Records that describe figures
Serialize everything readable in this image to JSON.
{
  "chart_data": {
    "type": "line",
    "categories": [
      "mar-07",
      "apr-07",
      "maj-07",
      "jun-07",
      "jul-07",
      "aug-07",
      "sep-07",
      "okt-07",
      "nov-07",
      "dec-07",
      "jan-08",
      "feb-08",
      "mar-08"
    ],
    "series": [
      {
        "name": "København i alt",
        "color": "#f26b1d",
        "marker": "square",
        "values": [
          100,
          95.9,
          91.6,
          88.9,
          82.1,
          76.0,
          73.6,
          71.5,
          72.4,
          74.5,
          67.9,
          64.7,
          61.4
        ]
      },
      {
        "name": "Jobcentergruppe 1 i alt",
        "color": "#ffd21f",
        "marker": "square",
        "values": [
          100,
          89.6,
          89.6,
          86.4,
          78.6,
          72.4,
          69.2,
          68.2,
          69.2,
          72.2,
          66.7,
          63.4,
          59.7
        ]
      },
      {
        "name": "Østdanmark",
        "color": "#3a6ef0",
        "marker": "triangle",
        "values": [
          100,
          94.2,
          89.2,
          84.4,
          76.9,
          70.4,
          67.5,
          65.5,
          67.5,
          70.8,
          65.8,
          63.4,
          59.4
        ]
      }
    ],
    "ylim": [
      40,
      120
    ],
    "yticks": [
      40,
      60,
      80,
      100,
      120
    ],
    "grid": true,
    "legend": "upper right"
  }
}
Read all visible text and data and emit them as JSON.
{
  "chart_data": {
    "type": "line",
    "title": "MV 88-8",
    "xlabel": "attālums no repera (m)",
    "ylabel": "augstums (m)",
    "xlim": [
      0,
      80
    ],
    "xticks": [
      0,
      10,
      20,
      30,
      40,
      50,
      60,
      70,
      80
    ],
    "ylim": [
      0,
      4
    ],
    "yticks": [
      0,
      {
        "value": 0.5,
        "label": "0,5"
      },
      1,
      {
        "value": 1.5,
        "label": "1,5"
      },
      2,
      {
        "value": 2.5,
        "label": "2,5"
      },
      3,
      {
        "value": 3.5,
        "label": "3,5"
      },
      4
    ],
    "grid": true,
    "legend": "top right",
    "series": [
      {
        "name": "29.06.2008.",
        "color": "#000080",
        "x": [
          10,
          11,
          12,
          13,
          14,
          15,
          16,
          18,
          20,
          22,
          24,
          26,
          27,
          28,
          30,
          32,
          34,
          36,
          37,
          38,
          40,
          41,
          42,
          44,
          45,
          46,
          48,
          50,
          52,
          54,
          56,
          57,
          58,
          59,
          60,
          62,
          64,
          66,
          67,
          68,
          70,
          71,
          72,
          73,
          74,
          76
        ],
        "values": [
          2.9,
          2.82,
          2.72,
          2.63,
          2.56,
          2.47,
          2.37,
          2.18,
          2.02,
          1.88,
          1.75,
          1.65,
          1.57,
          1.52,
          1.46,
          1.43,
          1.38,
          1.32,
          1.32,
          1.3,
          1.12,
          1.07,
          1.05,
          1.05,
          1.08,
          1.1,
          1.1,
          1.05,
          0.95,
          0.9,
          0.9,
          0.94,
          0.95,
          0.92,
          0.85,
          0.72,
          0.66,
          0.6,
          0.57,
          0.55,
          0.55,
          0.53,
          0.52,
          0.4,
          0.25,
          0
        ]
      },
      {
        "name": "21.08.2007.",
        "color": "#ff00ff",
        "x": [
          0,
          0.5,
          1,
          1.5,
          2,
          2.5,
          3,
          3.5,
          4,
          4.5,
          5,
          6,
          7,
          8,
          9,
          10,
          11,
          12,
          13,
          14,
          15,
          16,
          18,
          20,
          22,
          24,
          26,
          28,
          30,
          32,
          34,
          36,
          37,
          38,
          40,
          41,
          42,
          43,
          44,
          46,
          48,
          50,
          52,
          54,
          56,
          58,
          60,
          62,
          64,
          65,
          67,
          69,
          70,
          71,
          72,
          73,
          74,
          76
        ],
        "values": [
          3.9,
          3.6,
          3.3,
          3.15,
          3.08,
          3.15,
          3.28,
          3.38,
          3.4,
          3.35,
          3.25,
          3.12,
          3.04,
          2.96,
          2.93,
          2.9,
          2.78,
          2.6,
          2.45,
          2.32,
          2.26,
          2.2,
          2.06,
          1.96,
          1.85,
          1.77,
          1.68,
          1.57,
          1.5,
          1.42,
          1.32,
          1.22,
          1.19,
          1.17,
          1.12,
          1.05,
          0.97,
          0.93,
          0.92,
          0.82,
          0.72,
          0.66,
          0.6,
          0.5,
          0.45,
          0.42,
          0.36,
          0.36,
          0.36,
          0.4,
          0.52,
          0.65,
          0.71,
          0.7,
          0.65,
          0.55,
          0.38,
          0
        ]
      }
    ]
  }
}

Problem description
List each line in the listing that contains the string "color".

Answer to this task
        "color": "#f26b1d",
        "color": "#ffd21f",
        "color": "#3a6ef0",
        "color": "#000080",
        "color": "#ff00ff",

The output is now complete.